What you have to do.
Extract every line below that contains the word "Sanitarnej".

Information shown.
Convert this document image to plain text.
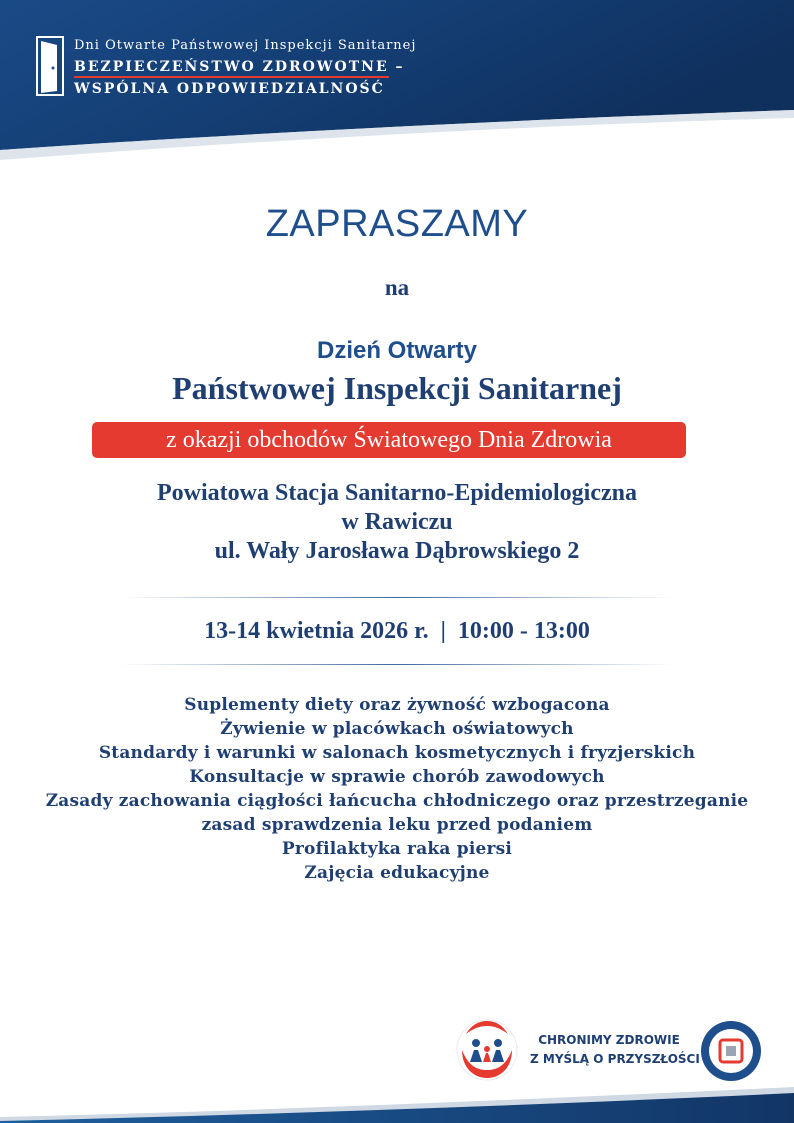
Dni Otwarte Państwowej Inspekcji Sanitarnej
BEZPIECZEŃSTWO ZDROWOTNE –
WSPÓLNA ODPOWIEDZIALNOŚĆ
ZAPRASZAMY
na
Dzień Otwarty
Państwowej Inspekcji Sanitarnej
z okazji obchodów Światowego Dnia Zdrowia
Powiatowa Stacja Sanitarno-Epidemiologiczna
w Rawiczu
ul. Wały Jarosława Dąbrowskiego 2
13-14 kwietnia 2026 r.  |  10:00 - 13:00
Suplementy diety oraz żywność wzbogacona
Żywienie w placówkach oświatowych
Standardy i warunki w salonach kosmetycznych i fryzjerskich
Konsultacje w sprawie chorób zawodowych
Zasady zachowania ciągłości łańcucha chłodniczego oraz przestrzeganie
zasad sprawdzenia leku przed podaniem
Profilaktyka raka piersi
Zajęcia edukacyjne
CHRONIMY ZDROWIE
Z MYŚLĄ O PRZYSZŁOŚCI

Exercise output.
Dni Otwarte Państwowej Inspekcji Sanitarnej
Państwowej Inspekcji Sanitarnej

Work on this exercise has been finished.